● **RECORDS FOR THIS EXERCISE**:
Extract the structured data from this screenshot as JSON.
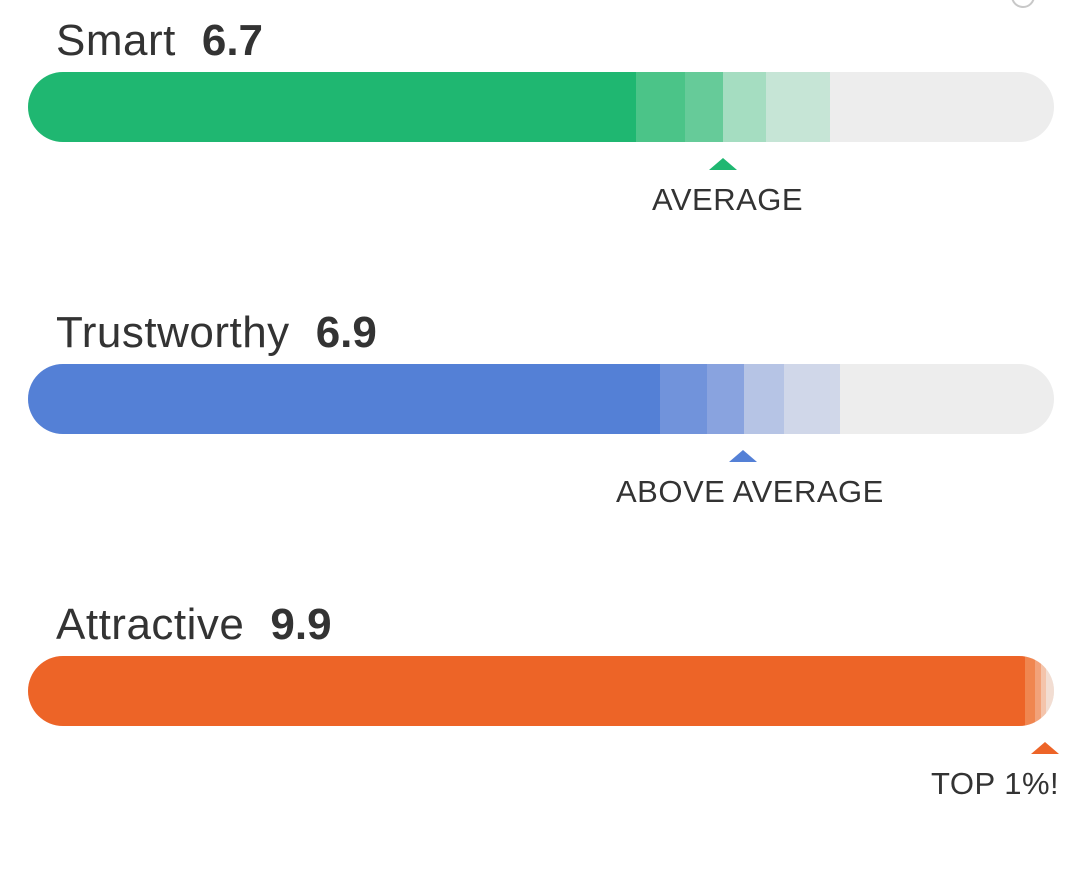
{
  "metrics": [
    {
      "name": "Smart",
      "score": "6.7",
      "rating": "AVERAGE",
      "color": "#1fb771",
      "shades": [
        "#1fb771",
        "#4bc488",
        "#66cb99",
        "#a5ddc1",
        "#c6e5d6"
      ]
    },
    {
      "name": "Trustworthy",
      "score": "6.9",
      "rating": "ABOVE AVERAGE",
      "color": "#5480d6",
      "shades": [
        "#5480d6",
        "#7193db",
        "#89a3df",
        "#b6c4e5",
        "#d0d7e9"
      ]
    },
    {
      "name": "Attractive",
      "score": "9.9",
      "rating": "TOP 1%!",
      "color": "#ed6427",
      "shades": [
        "#ed6427",
        "#f08650",
        "#f2a27a",
        "#f4c4ab",
        "#f2ddd2"
      ]
    }
  ]
}
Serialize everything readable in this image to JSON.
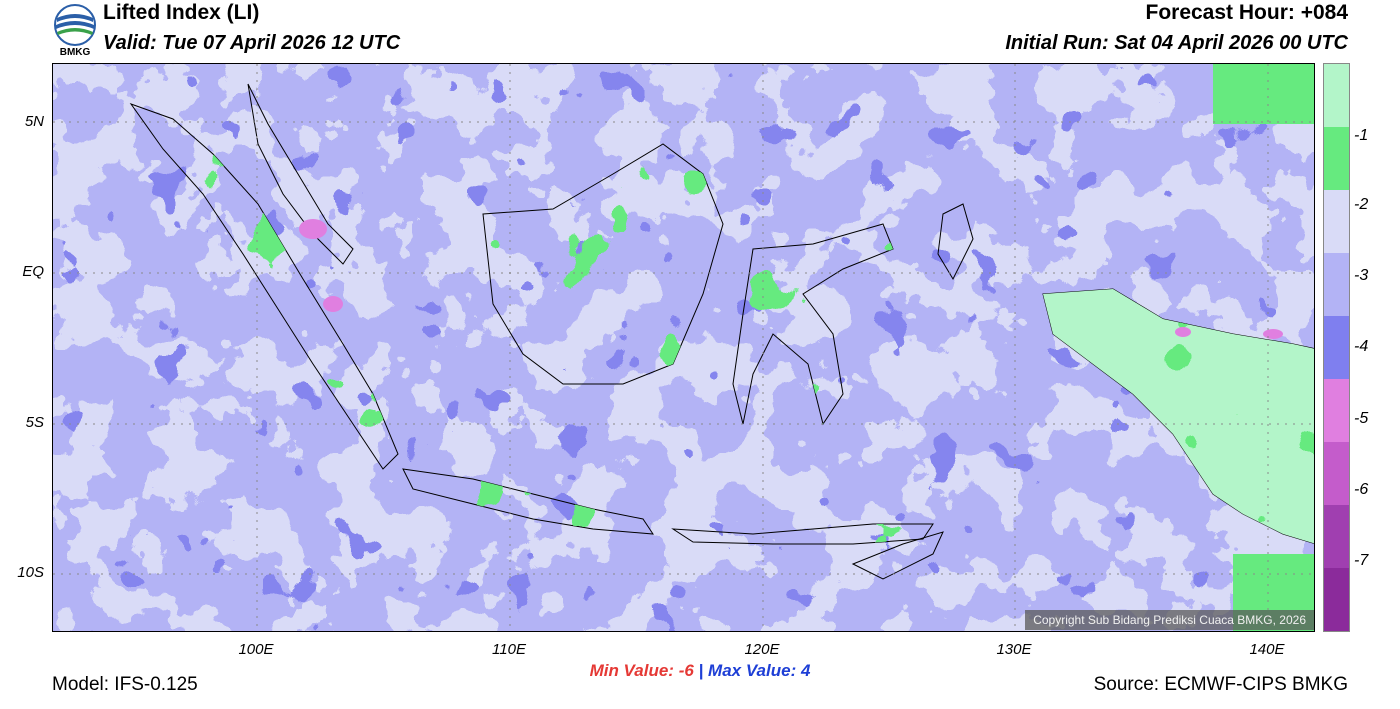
{
  "header": {
    "title": "Lifted Index (LI)",
    "valid": "Valid: Tue 07 April 2026 12 UTC",
    "forecast_hour": "Forecast Hour: +084",
    "initial_run": "Initial Run: Sat 04 April 2026 00 UTC"
  },
  "logo": {
    "text": "BMKG"
  },
  "axes": {
    "lat_labels": [
      "5N",
      "EQ",
      "5S",
      "10S"
    ],
    "lon_labels": [
      "100E",
      "110E",
      "120E",
      "130E",
      "140E"
    ]
  },
  "colorbar": {
    "labels": [
      "-1",
      "-2",
      "-3",
      "-4",
      "-5",
      "-6",
      "-7"
    ],
    "colors": [
      "#b3f5c9",
      "#66ea7f",
      "#d9dbf7",
      "#b3b3f5",
      "#7f7fef",
      "#e07fe0",
      "#c45ccb",
      "#a03fb0",
      "#8b2b9b"
    ]
  },
  "stats": {
    "min_label": "Min Value:",
    "min_value": "-6",
    "separator": "|",
    "max_label": "Max Value:",
    "max_value": "4"
  },
  "footer": {
    "model": "Model: IFS-0.125",
    "source": "Source: ECMWF-CIPS BMKG",
    "copyright": "Copyright Sub Bidang Prediksi Cuaca BMKG, 2026"
  }
}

● **REQUIREMENTS**:
Everything from the line containing "Serialize everything readable" through the last line of the entries is to be output exactly as written, minus any pictures.

● **SOLUTION TO THE EXERCISE**:
Serialize everything readable in this image to JSON.
{
  "header": {
    "title": "Lifted Index (LI)",
    "valid": "Valid: Tue 07 April 2026 12 UTC",
    "forecast_hour": "Forecast Hour: +084",
    "initial_run": "Initial Run: Sat 04 April 2026 00 UTC"
  },
  "logo": {
    "text": "BMKG"
  },
  "axes": {
    "lat_labels": [
      "5N",
      "EQ",
      "5S",
      "10S"
    ],
    "lon_labels": [
      "100E",
      "110E",
      "120E",
      "130E",
      "140E"
    ]
  },
  "colorbar": {
    "labels": [
      "-1",
      "-2",
      "-3",
      "-4",
      "-5",
      "-6",
      "-7"
    ],
    "colors": [
      "#b3f5c9",
      "#66ea7f",
      "#d9dbf7",
      "#b3b3f5",
      "#7f7fef",
      "#e07fe0",
      "#c45ccb",
      "#a03fb0",
      "#8b2b9b"
    ]
  },
  "stats": {
    "min_label": "Min Value:",
    "min_value": "-6",
    "separator": "|",
    "max_label": "Max Value:",
    "max_value": "4"
  },
  "footer": {
    "model": "Model: IFS-0.125",
    "source": "Source: ECMWF-CIPS BMKG",
    "copyright": "Copyright Sub Bidang Prediksi Cuaca BMKG, 2026"
  }
}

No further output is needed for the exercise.